Copy all the material that follows, keeping every character the same.
═══
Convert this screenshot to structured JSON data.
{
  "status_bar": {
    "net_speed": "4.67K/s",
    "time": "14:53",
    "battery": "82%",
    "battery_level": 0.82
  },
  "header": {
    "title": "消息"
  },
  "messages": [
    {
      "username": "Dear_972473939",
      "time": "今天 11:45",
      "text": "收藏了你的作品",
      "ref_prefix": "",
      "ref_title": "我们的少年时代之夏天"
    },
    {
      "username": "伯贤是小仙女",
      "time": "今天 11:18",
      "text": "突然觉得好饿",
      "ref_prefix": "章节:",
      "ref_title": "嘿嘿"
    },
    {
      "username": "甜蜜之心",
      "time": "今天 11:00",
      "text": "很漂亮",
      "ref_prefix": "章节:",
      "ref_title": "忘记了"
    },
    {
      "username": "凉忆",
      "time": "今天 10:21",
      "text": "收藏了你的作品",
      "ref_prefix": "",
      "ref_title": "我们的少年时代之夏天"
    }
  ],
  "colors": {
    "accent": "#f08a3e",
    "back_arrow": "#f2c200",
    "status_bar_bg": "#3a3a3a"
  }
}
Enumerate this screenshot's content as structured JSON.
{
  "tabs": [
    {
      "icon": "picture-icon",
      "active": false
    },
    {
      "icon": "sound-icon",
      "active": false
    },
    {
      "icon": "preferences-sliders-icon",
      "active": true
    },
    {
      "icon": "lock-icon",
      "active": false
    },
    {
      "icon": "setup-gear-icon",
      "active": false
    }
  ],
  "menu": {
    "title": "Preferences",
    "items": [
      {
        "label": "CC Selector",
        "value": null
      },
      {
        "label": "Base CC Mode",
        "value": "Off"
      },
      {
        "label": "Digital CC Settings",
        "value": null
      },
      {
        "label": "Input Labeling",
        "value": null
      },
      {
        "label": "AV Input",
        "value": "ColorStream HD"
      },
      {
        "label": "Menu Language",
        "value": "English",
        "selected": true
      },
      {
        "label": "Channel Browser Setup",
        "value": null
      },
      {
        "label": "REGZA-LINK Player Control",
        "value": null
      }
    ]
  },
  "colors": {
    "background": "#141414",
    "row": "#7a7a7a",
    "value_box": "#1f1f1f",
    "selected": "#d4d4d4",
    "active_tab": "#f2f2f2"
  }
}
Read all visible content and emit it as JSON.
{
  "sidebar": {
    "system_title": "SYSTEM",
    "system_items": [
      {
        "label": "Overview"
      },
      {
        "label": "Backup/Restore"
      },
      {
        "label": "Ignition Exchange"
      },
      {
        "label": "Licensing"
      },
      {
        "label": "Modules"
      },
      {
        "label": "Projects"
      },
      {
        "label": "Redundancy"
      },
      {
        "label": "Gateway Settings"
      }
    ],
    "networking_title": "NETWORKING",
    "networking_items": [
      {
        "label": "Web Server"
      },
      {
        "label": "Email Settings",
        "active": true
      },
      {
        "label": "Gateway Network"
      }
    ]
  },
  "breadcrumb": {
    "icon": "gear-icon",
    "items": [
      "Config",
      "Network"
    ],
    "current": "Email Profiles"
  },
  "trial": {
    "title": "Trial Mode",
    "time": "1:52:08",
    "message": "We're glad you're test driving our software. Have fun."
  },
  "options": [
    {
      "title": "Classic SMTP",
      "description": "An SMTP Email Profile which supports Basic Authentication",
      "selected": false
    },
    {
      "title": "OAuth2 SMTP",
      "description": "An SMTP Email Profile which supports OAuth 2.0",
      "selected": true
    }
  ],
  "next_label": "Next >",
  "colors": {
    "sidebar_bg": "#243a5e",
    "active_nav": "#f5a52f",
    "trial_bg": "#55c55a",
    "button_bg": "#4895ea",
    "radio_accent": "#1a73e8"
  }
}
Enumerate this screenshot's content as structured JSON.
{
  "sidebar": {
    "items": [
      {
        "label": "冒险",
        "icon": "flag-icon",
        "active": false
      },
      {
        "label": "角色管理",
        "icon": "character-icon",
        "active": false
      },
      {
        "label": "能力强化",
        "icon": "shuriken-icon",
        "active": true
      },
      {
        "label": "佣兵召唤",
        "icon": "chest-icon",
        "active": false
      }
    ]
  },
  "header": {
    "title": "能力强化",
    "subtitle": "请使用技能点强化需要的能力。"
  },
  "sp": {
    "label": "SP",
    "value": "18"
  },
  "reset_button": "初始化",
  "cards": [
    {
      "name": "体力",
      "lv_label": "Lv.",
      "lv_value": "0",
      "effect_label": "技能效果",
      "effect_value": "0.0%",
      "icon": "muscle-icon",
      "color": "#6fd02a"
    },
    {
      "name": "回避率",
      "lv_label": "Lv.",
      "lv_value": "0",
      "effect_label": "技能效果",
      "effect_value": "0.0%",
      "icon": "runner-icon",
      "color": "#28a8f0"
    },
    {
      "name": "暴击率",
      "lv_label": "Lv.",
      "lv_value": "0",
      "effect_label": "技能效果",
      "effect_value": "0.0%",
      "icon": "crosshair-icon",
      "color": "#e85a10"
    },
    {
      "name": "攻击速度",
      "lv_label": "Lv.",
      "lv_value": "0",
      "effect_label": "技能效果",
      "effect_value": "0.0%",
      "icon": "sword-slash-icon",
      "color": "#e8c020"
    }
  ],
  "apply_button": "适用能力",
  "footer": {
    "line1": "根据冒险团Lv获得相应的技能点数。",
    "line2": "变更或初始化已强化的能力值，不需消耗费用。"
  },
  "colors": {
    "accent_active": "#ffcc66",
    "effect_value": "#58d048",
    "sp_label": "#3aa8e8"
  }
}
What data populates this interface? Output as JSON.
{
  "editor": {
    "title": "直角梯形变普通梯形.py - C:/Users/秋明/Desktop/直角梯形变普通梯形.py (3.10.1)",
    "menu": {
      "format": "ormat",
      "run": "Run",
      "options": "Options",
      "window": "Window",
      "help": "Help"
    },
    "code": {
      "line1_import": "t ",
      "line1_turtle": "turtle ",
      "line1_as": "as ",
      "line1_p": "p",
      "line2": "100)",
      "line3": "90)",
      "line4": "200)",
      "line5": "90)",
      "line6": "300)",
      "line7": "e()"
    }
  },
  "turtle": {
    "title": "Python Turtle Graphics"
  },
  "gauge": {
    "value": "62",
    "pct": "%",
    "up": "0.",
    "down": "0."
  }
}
═══
_Task response_
Convert this screenshot to structured JSON data.
{
  "status_bar": {
    "net_speed": "4.67K/s",
    "time": "14:53",
    "battery": "82%",
    "battery_level": 0.82
  },
  "header": {
    "title": "消息"
  },
  "messages": [
    {
      "username": "Dear_972473939",
      "time": "今天 11:45",
      "text": "收藏了你的作品",
      "ref_prefix": "",
      "ref_title": "我们的少年时代之夏天"
    },
    {
      "username": "伯贤是小仙女",
      "time": "今天 11:18",
      "text": "突然觉得好饿",
      "ref_prefix": "章节:",
      "ref_title": "嘿嘿"
    },
    {
      "username": "甜蜜之心",
      "time": "今天 11:00",
      "text": "很漂亮",
      "ref_prefix": "章节:",
      "ref_title": "忘记了"
    },
    {
      "username": "凉忆",
      "time": "今天 10:21",
      "text": "收藏了你的作品",
      "ref_prefix": "",
      "ref_title": "我们的少年时代之夏天"
    }
  ],
  "colors": {
    "accent": "#f08a3e",
    "back_arrow": "#f2c200",
    "status_bar_bg": "#3a3a3a"
  }
}
Enumerate this screenshot's content as structured JSON.
{
  "tabs": [
    {
      "icon": "picture-icon",
      "active": false
    },
    {
      "icon": "sound-icon",
      "active": false
    },
    {
      "icon": "preferences-sliders-icon",
      "active": true
    },
    {
      "icon": "lock-icon",
      "active": false
    },
    {
      "icon": "setup-gear-icon",
      "active": false
    }
  ],
  "menu": {
    "title": "Preferences",
    "items": [
      {
        "label": "CC Selector",
        "value": null
      },
      {
        "label": "Base CC Mode",
        "value": "Off"
      },
      {
        "label": "Digital CC Settings",
        "value": null
      },
      {
        "label": "Input Labeling",
        "value": null
      },
      {
        "label": "AV Input",
        "value": "ColorStream HD"
      },
      {
        "label": "Menu Language",
        "value": "English",
        "selected": true
      },
      {
        "label": "Channel Browser Setup",
        "value": null
      },
      {
        "label": "REGZA-LINK Player Control",
        "value": null
      }
    ]
  },
  "colors": {
    "background": "#141414",
    "row": "#7a7a7a",
    "value_box": "#1f1f1f",
    "selected": "#d4d4d4",
    "active_tab": "#f2f2f2"
  }
}
Read all visible content and emit it as JSON.
{
  "sidebar": {
    "system_title": "SYSTEM",
    "system_items": [
      {
        "label": "Overview"
      },
      {
        "label": "Backup/Restore"
      },
      {
        "label": "Ignition Exchange"
      },
      {
        "label": "Licensing"
      },
      {
        "label": "Modules"
      },
      {
        "label": "Projects"
      },
      {
        "label": "Redundancy"
      },
      {
        "label": "Gateway Settings"
      }
    ],
    "networking_title": "NETWORKING",
    "networking_items": [
      {
        "label": "Web Server"
      },
      {
        "label": "Email Settings",
        "active": true
      },
      {
        "label": "Gateway Network"
      }
    ]
  },
  "breadcrumb": {
    "icon": "gear-icon",
    "items": [
      "Config",
      "Network"
    ],
    "current": "Email Profiles"
  },
  "trial": {
    "title": "Trial Mode",
    "time": "1:52:08",
    "message": "We're glad you're test driving our software. Have fun."
  },
  "options": [
    {
      "title": "Classic SMTP",
      "description": "An SMTP Email Profile which supports Basic Authentication",
      "selected": false
    },
    {
      "title": "OAuth2 SMTP",
      "description": "An SMTP Email Profile which supports OAuth 2.0",
      "selected": true
    }
  ],
  "next_label": "Next >",
  "colors": {
    "sidebar_bg": "#243a5e",
    "active_nav": "#f5a52f",
    "trial_bg": "#55c55a",
    "button_bg": "#4895ea",
    "radio_accent": "#1a73e8"
  }
}
Enumerate this screenshot's content as structured JSON.
{
  "sidebar": {
    "items": [
      {
        "label": "冒险",
        "icon": "flag-icon",
        "active": false
      },
      {
        "label": "角色管理",
        "icon": "character-icon",
        "active": false
      },
      {
        "label": "能力强化",
        "icon": "shuriken-icon",
        "active": true
      },
      {
        "label": "佣兵召唤",
        "icon": "chest-icon",
        "active": false
      }
    ]
  },
  "header": {
    "title": "能力强化",
    "subtitle": "请使用技能点强化需要的能力。"
  },
  "sp": {
    "label": "SP",
    "value": "18"
  },
  "reset_button": "初始化",
  "cards": [
    {
      "name": "体力",
      "lv_label": "Lv.",
      "lv_value": "0",
      "effect_label": "技能效果",
      "effect_value": "0.0%",
      "icon": "muscle-icon",
      "color": "#6fd02a"
    },
    {
      "name": "回避率",
      "lv_label": "Lv.",
      "lv_value": "0",
      "effect_label": "技能效果",
      "effect_value": "0.0%",
      "icon": "runner-icon",
      "color": "#28a8f0"
    },
    {
      "name": "暴击率",
      "lv_label": "Lv.",
      "lv_value": "0",
      "effect_label": "技能效果",
      "effect_value": "0.0%",
      "icon": "crosshair-icon",
      "color": "#e85a10"
    },
    {
      "name": "攻击速度",
      "lv_label": "Lv.",
      "lv_value": "0",
      "effect_label": "技能效果",
      "effect_value": "0.0%",
      "icon": "sword-slash-icon",
      "color": "#e8c020"
    }
  ],
  "apply_button": "适用能力",
  "footer": {
    "line1": "根据冒险团Lv获得相应的技能点数。",
    "line2": "变更或初始化已强化的能力值，不需消耗费用。"
  },
  "colors": {
    "accent_active": "#ffcc66",
    "effect_value": "#58d048",
    "sp_label": "#3aa8e8"
  }
}
What data populates this interface? Output as JSON.
{
  "editor": {
    "title": "直角梯形变普通梯形.py - C:/Users/秋明/Desktop/直角梯形变普通梯形.py (3.10.1)",
    "menu": {
      "format": "ormat",
      "run": "Run",
      "options": "Options",
      "window": "Window",
      "help": "Help"
    },
    "code": {
      "line1_import": "t ",
      "line1_turtle": "turtle ",
      "line1_as": "as ",
      "line1_p": "p",
      "line2": "100)",
      "line3": "90)",
      "line4": "200)",
      "line5": "90)",
      "line6": "300)",
      "line7": "e()"
    }
  },
  "turtle": {
    "title": "Python Turtle Graphics"
  },
  "gauge": {
    "value": "62",
    "pct": "%",
    "up": "0.",
    "down": "0."
  }
}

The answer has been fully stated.